DIRECTIONS FOR THIS TASK
Below are the records; reproduce all of them exactly but without any images.
===== RECORDS FOR THIS EXERCISE
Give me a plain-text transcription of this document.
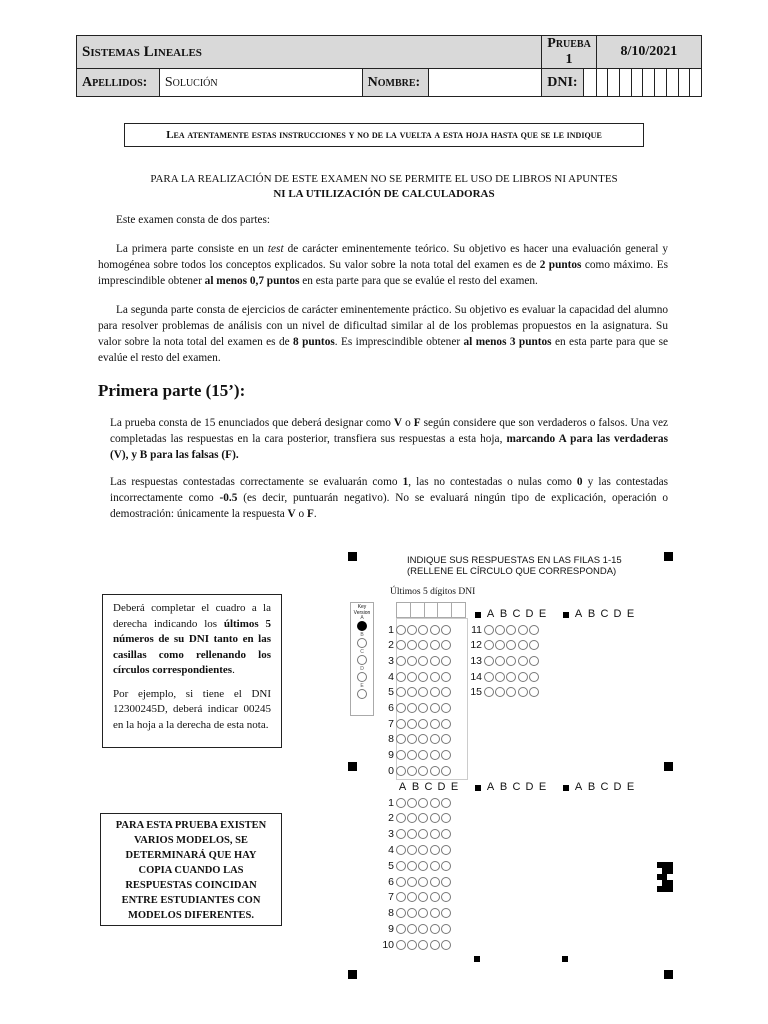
Sistemas Lineales				Prueba 1		8/10/2021
Apellidos:	Solución	Nombre:		DNI:		
Lea atentamente estas instrucciones y no de la vuelta a esta hoja hasta que se le indique
PARA LA REALIZACIÓN DE ESTE EXAMEN NO SE PERMITE EL USO DE LIBROS NI APUNTES
NI LA UTILIZACIÓN DE CALCULADORAS

Este examen consta de dos partes:

La primera parte consiste en un test de carácter eminentemente teórico. Su objetivo es hacer una evaluación general y homogénea sobre todos los conceptos explicados. Su valor sobre la nota total del examen es de 2 puntos como máximo. Es imprescindible obtener al menos 0,7 puntos en esta parte para que se evalúe el resto del examen.

La segunda parte consta de ejercicios de carácter eminentemente práctico. Su objetivo es evaluar la capacidad del alumno para resolver problemas de análisis con un nivel de dificultad similar al de los problemas propuestos en la asignatura. Su valor sobre la nota total del examen es de 8 puntos. Es imprescindible obtener al menos 3 puntos en esta parte para que se evalúe el resto del examen.

Primera parte (15’):

La prueba consta de 15 enunciados que deberá designar como V o F según considere que son verdaderos o falsos. Una vez completadas las respuestas en la cara posterior, transfiera sus respuestas a esta hoja, marcando A para las verdaderas (V), y B para las falsas (F).

Las respuestas contestadas correctamente se evaluarán como 1, las no contestadas o nulas como 0 y las contestadas incorrectamente como -0.5 (es decir, puntuarán negativo). No se evaluará ningún tipo de explicación, operación o demostración: únicamente la respuesta V o F.

Deberá completar el cuadro a la derecha indicando los últimos 5 números de su DNI tanto en las casillas como rellenando los círculos correspondientes.
Por ejemplo, si tiene el DNI 12300245D, deberá indicar 00245 en la hoja a la derecha de esta nota.
PARA ESTA PRUEBA EXISTEN VARIOS MODELOS, SE DETERMINARÁ QUE HAY COPIA CUANDO LAS RESPUESTAS COINCIDAN ENTRE ESTUDIANTES CON MODELOS DIFERENTES.
INDIQUE SUS RESPUESTAS EN LAS FILAS 1-15
(RELLENE EL CÍRCULO QUE CORRESPONDA)
Últimos 5 dígitos DNI
Key Version
A
B
C
D
E
1
2
3
4
5
6
7
8
9
0
A B C D E	A B C D E
11
12
13
14
15
A B C D E	A B C D E	A B C D E
1
2
3
4
5
6
7
8
9
10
==========
SOLUTION TO THE PROBLEM
Give me a plain-text transcription of this document.
Sistemas Lineales				Prueba 1		8/10/2021
Apellidos:	Solución	Nombre:		DNI:		
Lea atentamente estas instrucciones y no de la vuelta a esta hoja hasta que se le indique
PARA LA REALIZACIÓN DE ESTE EXAMEN NO SE PERMITE EL USO DE LIBROS NI APUNTES
NI LA UTILIZACIÓN DE CALCULADORAS

Este examen consta de dos partes:

La primera parte consiste en un test de carácter eminentemente teórico. Su objetivo es hacer una evaluación general y homogénea sobre todos los conceptos explicados. Su valor sobre la nota total del examen es de 2 puntos como máximo. Es imprescindible obtener al menos 0,7 puntos en esta parte para que se evalúe el resto del examen.

La segunda parte consta de ejercicios de carácter eminentemente práctico. Su objetivo es evaluar la capacidad del alumno para resolver problemas de análisis con un nivel de dificultad similar al de los problemas propuestos en la asignatura. Su valor sobre la nota total del examen es de 8 puntos. Es imprescindible obtener al menos 3 puntos en esta parte para que se evalúe el resto del examen.

Primera parte (15’):

La prueba consta de 15 enunciados que deberá designar como V o F según considere que son verdaderos o falsos. Una vez completadas las respuestas en la cara posterior, transfiera sus respuestas a esta hoja, marcando A para las verdaderas (V), y B para las falsas (F).

Las respuestas contestadas correctamente se evaluarán como 1, las no contestadas o nulas como 0 y las contestadas incorrectamente como -0.5 (es decir, puntuarán negativo). No se evaluará ningún tipo de explicación, operación o demostración: únicamente la respuesta V o F.

Deberá completar el cuadro a la derecha indicando los últimos 5 números de su DNI tanto en las casillas como rellenando los círculos correspondientes.
Por ejemplo, si tiene el DNI 12300245D, deberá indicar 00245 en la hoja a la derecha de esta nota.
PARA ESTA PRUEBA EXISTEN VARIOS MODELOS, SE DETERMINARÁ QUE HAY COPIA CUANDO LAS RESPUESTAS COINCIDAN ENTRE ESTUDIANTES CON MODELOS DIFERENTES.
INDIQUE SUS RESPUESTAS EN LAS FILAS 1-15
(RELLENE EL CÍRCULO QUE CORRESPONDA)
Últimos 5 dígitos DNI
Key Version
A
B
C
D
E
1
2
3
4
5
6
7
8
9
0
A B C D E	A B C D E
11
12
13
14
15
A B C D E	A B C D E	A B C D E
1
2
3
4
5
6
7
8
9
10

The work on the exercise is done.